**EXERCISE AIM:**
Copy everything in the data below exactly except the pictures.

**DATA PROVIDED:**
--------

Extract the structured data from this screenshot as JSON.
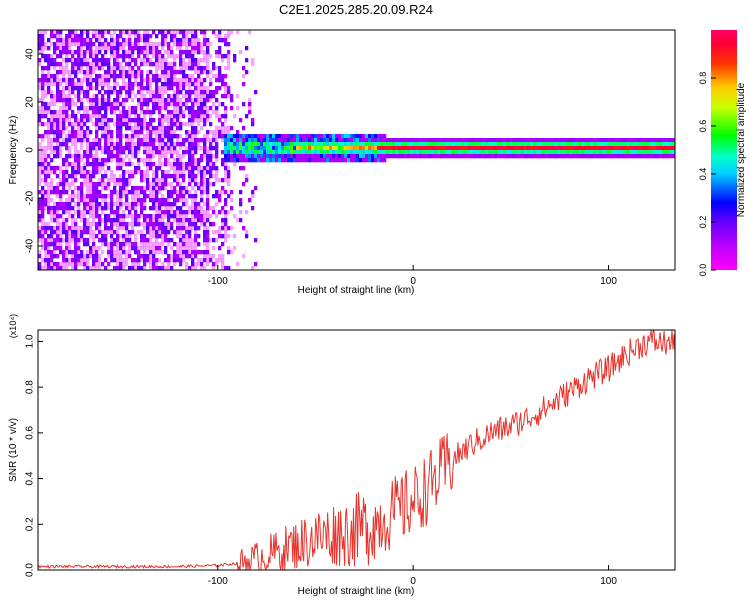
{
  "title": "C2E1.2025.285.20.09.R24",
  "colors": {
    "snr_line": "#e8332c",
    "colorbar": [
      "#ff00ff",
      "#0000ff",
      "#00ffff",
      "#00ff00",
      "#ffff00",
      "#ff0000"
    ]
  },
  "chart_data": [
    {
      "type": "heatmap",
      "title": "C2E1.2025.285.20.09.R24",
      "xlabel": "Height of straight line (km)",
      "ylabel": "Frequency (Hz)",
      "xlim": [
        -192,
        134
      ],
      "ylim": [
        -50,
        50
      ],
      "xticks": [
        -100,
        0,
        100
      ],
      "yticks": [
        -40,
        -20,
        0,
        20,
        40
      ],
      "colorbar": {
        "label": "Normalized spectral amplitude",
        "range": [
          0,
          1
        ],
        "ticks": [
          "0.0",
          "0.2",
          "0.4",
          "0.6",
          "0.8"
        ]
      },
      "features": {
        "noise_region_x": [
          -192,
          -80
        ],
        "signal_line_freq_hz": 2,
        "signal_start_x": -97,
        "peak_band_x": [
          -20,
          100
        ]
      }
    },
    {
      "type": "line",
      "xlabel": "Height of straight line (km)",
      "ylabel": "SNR (10 * v/v)",
      "yscale_note": "(x10⁴)",
      "xlim": [
        -192,
        134
      ],
      "ylim": [
        0,
        1.05
      ],
      "xticks": [
        -100,
        0,
        100
      ],
      "yticks": [
        0.0,
        0.2,
        0.4,
        0.6,
        0.8,
        1.0
      ],
      "series": [
        {
          "x": [
            -192,
            -180,
            -160,
            -140,
            -120,
            -100,
            -90,
            -80,
            -70,
            -60,
            -50,
            -40,
            -30,
            -20,
            -10,
            0,
            10,
            20,
            30,
            40,
            50,
            60,
            70,
            80,
            90,
            100,
            110,
            120,
            134
          ],
          "y": [
            0.015,
            0.015,
            0.015,
            0.015,
            0.015,
            0.02,
            0.03,
            0.05,
            0.08,
            0.11,
            0.14,
            0.16,
            0.17,
            0.2,
            0.25,
            0.3,
            0.38,
            0.48,
            0.55,
            0.6,
            0.63,
            0.67,
            0.72,
            0.78,
            0.84,
            0.88,
            0.95,
            1.0,
            0.99
          ]
        }
      ]
    }
  ]
}
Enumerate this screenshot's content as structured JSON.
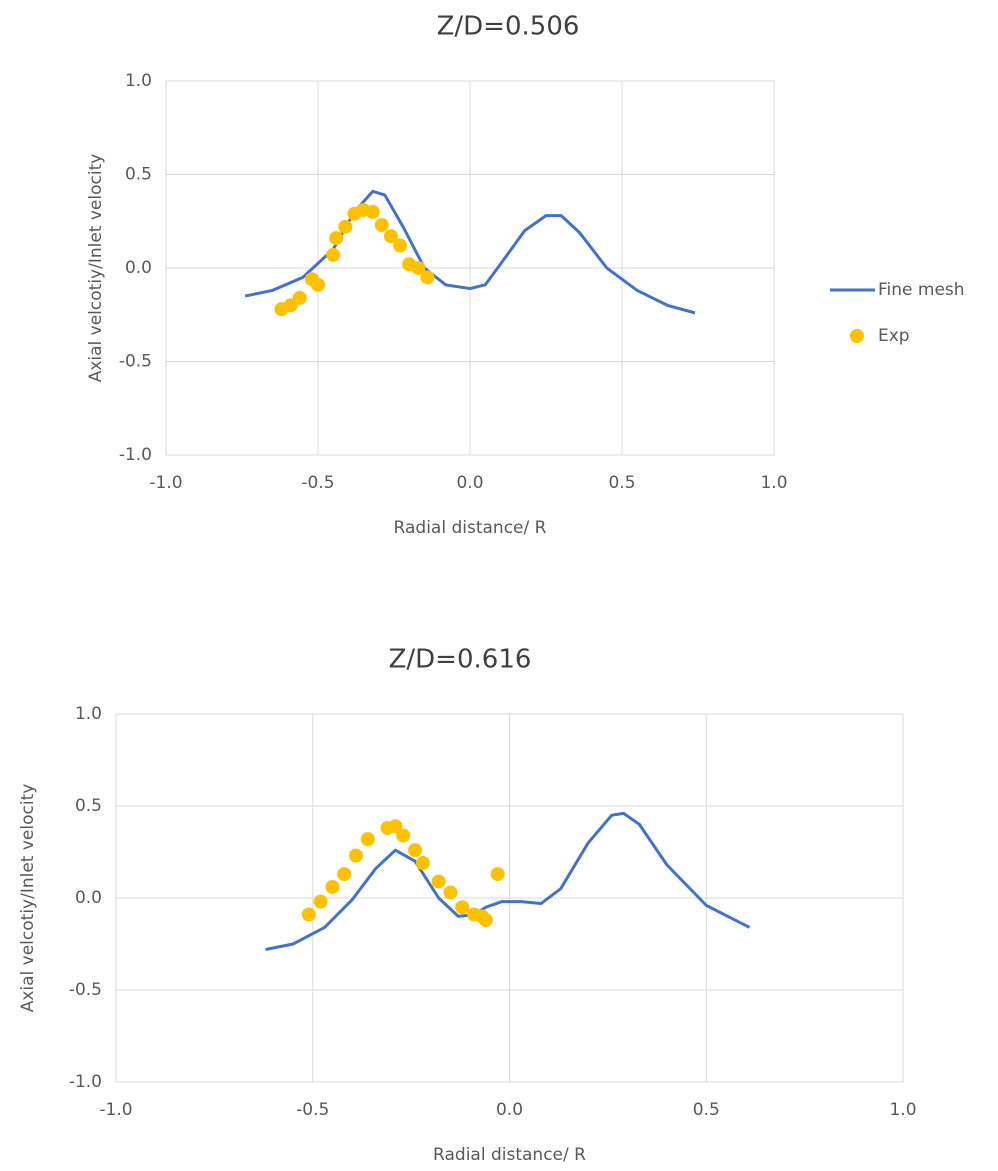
{
  "chart_data": [
    {
      "type": "line",
      "title": "Z/D=0.506",
      "x_label": "Radial distance/ R",
      "y_label": "Axial velcotiy/Inlet velocity",
      "xlim": [
        -1,
        1
      ],
      "ylim": [
        -1,
        1
      ],
      "xticks": [
        {
          "value": -1,
          "label": "-1.0"
        },
        {
          "value": -0.5,
          "label": "-0.5"
        },
        {
          "value": 0,
          "label": "0.0"
        },
        {
          "value": 0.5,
          "label": "0.5"
        },
        {
          "value": 1,
          "label": "1.0"
        }
      ],
      "yticks": [
        {
          "value": -1,
          "label": "-1.0"
        },
        {
          "value": -0.5,
          "label": "-0.5"
        },
        {
          "value": 0,
          "label": "0.0"
        },
        {
          "value": 0.5,
          "label": "0.5"
        },
        {
          "value": 1,
          "label": "1.0"
        }
      ],
      "grid": true,
      "legend": "right",
      "series": [
        {
          "name": "Fine mesh",
          "kind": "line",
          "color": "#4472c4",
          "x": [
            -0.74,
            -0.65,
            -0.55,
            -0.45,
            -0.38,
            -0.32,
            -0.28,
            -0.22,
            -0.15,
            -0.08,
            0,
            0.05,
            0.1,
            0.18,
            0.25,
            0.3,
            0.36,
            0.45,
            0.55,
            0.65,
            0.74
          ],
          "values": [
            -0.15,
            -0.12,
            -0.05,
            0.1,
            0.3,
            0.41,
            0.39,
            0.22,
            0.0,
            -0.09,
            -0.11,
            -0.09,
            0.02,
            0.2,
            0.28,
            0.28,
            0.19,
            0.0,
            -0.12,
            -0.2,
            -0.24
          ]
        },
        {
          "name": "Exp",
          "kind": "scatter",
          "color": "#ffc000",
          "x": [
            -0.62,
            -0.59,
            -0.56,
            -0.52,
            -0.5,
            -0.45,
            -0.44,
            -0.41,
            -0.38,
            -0.35,
            -0.32,
            -0.29,
            -0.26,
            -0.23,
            -0.2,
            -0.17,
            -0.14
          ],
          "values": [
            -0.22,
            -0.2,
            -0.16,
            -0.06,
            -0.09,
            0.07,
            0.16,
            0.22,
            0.29,
            0.31,
            0.3,
            0.23,
            0.17,
            0.12,
            0.02,
            0.0,
            -0.05
          ]
        }
      ]
    },
    {
      "type": "line",
      "title": "Z/D=0.616",
      "x_label": "Radial distance/ R",
      "y_label": "Axial velcotiy/Inlet velocity",
      "xlim": [
        -1,
        1
      ],
      "ylim": [
        -1,
        1
      ],
      "xticks": [
        {
          "value": -1,
          "label": "-1.0"
        },
        {
          "value": -0.5,
          "label": "-0.5"
        },
        {
          "value": 0,
          "label": "0.0"
        },
        {
          "value": 0.5,
          "label": "0.5"
        },
        {
          "value": 1,
          "label": "1.0"
        }
      ],
      "yticks": [
        {
          "value": -1,
          "label": "-1.0"
        },
        {
          "value": -0.5,
          "label": "-0.5"
        },
        {
          "value": 0,
          "label": "0.0"
        },
        {
          "value": 0.5,
          "label": "0.5"
        },
        {
          "value": 1,
          "label": "1.0"
        }
      ],
      "grid": true,
      "series": [
        {
          "kind": "line",
          "color": "#4472c4",
          "x": [
            -0.62,
            -0.55,
            -0.47,
            -0.4,
            -0.34,
            -0.29,
            -0.24,
            -0.18,
            -0.13,
            -0.09,
            -0.06,
            -0.02,
            0.03,
            0.08,
            0.13,
            0.2,
            0.26,
            0.29,
            0.33,
            0.4,
            0.5,
            0.61
          ],
          "values": [
            -0.28,
            -0.25,
            -0.16,
            -0.01,
            0.16,
            0.26,
            0.2,
            0.0,
            -0.1,
            -0.09,
            -0.05,
            -0.02,
            -0.02,
            -0.03,
            0.05,
            0.3,
            0.45,
            0.46,
            0.4,
            0.18,
            -0.04,
            -0.16
          ]
        },
        {
          "kind": "scatter",
          "color": "#ffc000",
          "x": [
            -0.51,
            -0.48,
            -0.45,
            -0.42,
            -0.39,
            -0.36,
            -0.31,
            -0.29,
            -0.27,
            -0.24,
            -0.22,
            -0.18,
            -0.15,
            -0.12,
            -0.09,
            -0.07,
            -0.06,
            -0.03
          ],
          "values": [
            -0.09,
            -0.02,
            0.06,
            0.13,
            0.23,
            0.32,
            0.38,
            0.39,
            0.34,
            0.26,
            0.19,
            0.09,
            0.03,
            -0.05,
            -0.09,
            -0.1,
            -0.12,
            0.13
          ]
        }
      ]
    }
  ]
}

--------

**COMPLETED EXERCISE:**
Extract the structured data from this screenshot as JSON.
{
  "title": "C2E1.2025.285.20.09.R24",
  "colors": {
    "snr_line": "#e8332c",
    "colorbar": [
      "#ff00ff",
      "#0000ff",
      "#00ffff",
      "#00ff00",
      "#ffff00",
      "#ff0000"
    ]
  },
  "chart_data": [
    {
      "type": "heatmap",
      "title": "C2E1.2025.285.20.09.R24",
      "xlabel": "Height of straight line (km)",
      "ylabel": "Frequency (Hz)",
      "xlim": [
        -192,
        134
      ],
      "ylim": [
        -50,
        50
      ],
      "xticks": [
        -100,
        0,
        100
      ],
      "yticks": [
        -40,
        -20,
        0,
        20,
        40
      ],
      "colorbar": {
        "label": "Normalized spectral amplitude",
        "range": [
          0,
          1
        ],
        "ticks": [
          "0.0",
          "0.2",
          "0.4",
          "0.6",
          "0.8"
        ]
      },
      "features": {
        "noise_region_x": [
          -192,
          -80
        ],
        "signal_line_freq_hz": 2,
        "signal_start_x": -97,
        "peak_band_x": [
          -20,
          100
        ]
      }
    },
    {
      "type": "line",
      "xlabel": "Height of straight line (km)",
      "ylabel": "SNR (10 * v/v)",
      "yscale_note": "(x10⁴)",
      "xlim": [
        -192,
        134
      ],
      "ylim": [
        0,
        1.05
      ],
      "xticks": [
        -100,
        0,
        100
      ],
      "yticks": [
        0.0,
        0.2,
        0.4,
        0.6,
        0.8,
        1.0
      ],
      "series": [
        {
          "x": [
            -192,
            -180,
            -160,
            -140,
            -120,
            -100,
            -90,
            -80,
            -70,
            -60,
            -50,
            -40,
            -30,
            -20,
            -10,
            0,
            10,
            20,
            30,
            40,
            50,
            60,
            70,
            80,
            90,
            100,
            110,
            120,
            134
          ],
          "y": [
            0.015,
            0.015,
            0.015,
            0.015,
            0.015,
            0.02,
            0.03,
            0.05,
            0.08,
            0.11,
            0.14,
            0.16,
            0.17,
            0.2,
            0.25,
            0.3,
            0.38,
            0.48,
            0.55,
            0.6,
            0.63,
            0.67,
            0.72,
            0.78,
            0.84,
            0.88,
            0.95,
            1.0,
            0.99
          ]
        }
      ]
    }
  ]
}
Enumerate this screenshot's content as structured JSON.
{
  "chart_data": [
    {
      "type": "line",
      "title": "Z/D=0.506",
      "x_label": "Radial distance/ R",
      "y_label": "Axial velcotiy/Inlet velocity",
      "xlim": [
        -1,
        1
      ],
      "ylim": [
        -1,
        1
      ],
      "xticks": [
        {
          "value": -1,
          "label": "-1.0"
        },
        {
          "value": -0.5,
          "label": "-0.5"
        },
        {
          "value": 0,
          "label": "0.0"
        },
        {
          "value": 0.5,
          "label": "0.5"
        },
        {
          "value": 1,
          "label": "1.0"
        }
      ],
      "yticks": [
        {
          "value": -1,
          "label": "-1.0"
        },
        {
          "value": -0.5,
          "label": "-0.5"
        },
        {
          "value": 0,
          "label": "0.0"
        },
        {
          "value": 0.5,
          "label": "0.5"
        },
        {
          "value": 1,
          "label": "1.0"
        }
      ],
      "grid": true,
      "legend": "right",
      "series": [
        {
          "name": "Fine mesh",
          "kind": "line",
          "color": "#4472c4",
          "x": [
            -0.74,
            -0.65,
            -0.55,
            -0.45,
            -0.38,
            -0.32,
            -0.28,
            -0.22,
            -0.15,
            -0.08,
            0,
            0.05,
            0.1,
            0.18,
            0.25,
            0.3,
            0.36,
            0.45,
            0.55,
            0.65,
            0.74
          ],
          "values": [
            -0.15,
            -0.12,
            -0.05,
            0.1,
            0.3,
            0.41,
            0.39,
            0.22,
            0.0,
            -0.09,
            -0.11,
            -0.09,
            0.02,
            0.2,
            0.28,
            0.28,
            0.19,
            0.0,
            -0.12,
            -0.2,
            -0.24
          ]
        },
        {
          "name": "Exp",
          "kind": "scatter",
          "color": "#ffc000",
          "x": [
            -0.62,
            -0.59,
            -0.56,
            -0.52,
            -0.5,
            -0.45,
            -0.44,
            -0.41,
            -0.38,
            -0.35,
            -0.32,
            -0.29,
            -0.26,
            -0.23,
            -0.2,
            -0.17,
            -0.14
          ],
          "values": [
            -0.22,
            -0.2,
            -0.16,
            -0.06,
            -0.09,
            0.07,
            0.16,
            0.22,
            0.29,
            0.31,
            0.3,
            0.23,
            0.17,
            0.12,
            0.02,
            0.0,
            -0.05
          ]
        }
      ]
    },
    {
      "type": "line",
      "title": "Z/D=0.616",
      "x_label": "Radial distance/ R",
      "y_label": "Axial velcotiy/Inlet velocity",
      "xlim": [
        -1,
        1
      ],
      "ylim": [
        -1,
        1
      ],
      "xticks": [
        {
          "value": -1,
          "label": "-1.0"
        },
        {
          "value": -0.5,
          "label": "-0.5"
        },
        {
          "value": 0,
          "label": "0.0"
        },
        {
          "value": 0.5,
          "label": "0.5"
        },
        {
          "value": 1,
          "label": "1.0"
        }
      ],
      "yticks": [
        {
          "value": -1,
          "label": "-1.0"
        },
        {
          "value": -0.5,
          "label": "-0.5"
        },
        {
          "value": 0,
          "label": "0.0"
        },
        {
          "value": 0.5,
          "label": "0.5"
        },
        {
          "value": 1,
          "label": "1.0"
        }
      ],
      "grid": true,
      "series": [
        {
          "kind": "line",
          "color": "#4472c4",
          "x": [
            -0.62,
            -0.55,
            -0.47,
            -0.4,
            -0.34,
            -0.29,
            -0.24,
            -0.18,
            -0.13,
            -0.09,
            -0.06,
            -0.02,
            0.03,
            0.08,
            0.13,
            0.2,
            0.26,
            0.29,
            0.33,
            0.4,
            0.5,
            0.61
          ],
          "values": [
            -0.28,
            -0.25,
            -0.16,
            -0.01,
            0.16,
            0.26,
            0.2,
            0.0,
            -0.1,
            -0.09,
            -0.05,
            -0.02,
            -0.02,
            -0.03,
            0.05,
            0.3,
            0.45,
            0.46,
            0.4,
            0.18,
            -0.04,
            -0.16
          ]
        },
        {
          "kind": "scatter",
          "color": "#ffc000",
          "x": [
            -0.51,
            -0.48,
            -0.45,
            -0.42,
            -0.39,
            -0.36,
            -0.31,
            -0.29,
            -0.27,
            -0.24,
            -0.22,
            -0.18,
            -0.15,
            -0.12,
            -0.09,
            -0.07,
            -0.06,
            -0.03
          ],
          "values": [
            -0.09,
            -0.02,
            0.06,
            0.13,
            0.23,
            0.32,
            0.38,
            0.39,
            0.34,
            0.26,
            0.19,
            0.09,
            0.03,
            -0.05,
            -0.09,
            -0.1,
            -0.12,
            0.13
          ]
        }
      ]
    }
  ]
}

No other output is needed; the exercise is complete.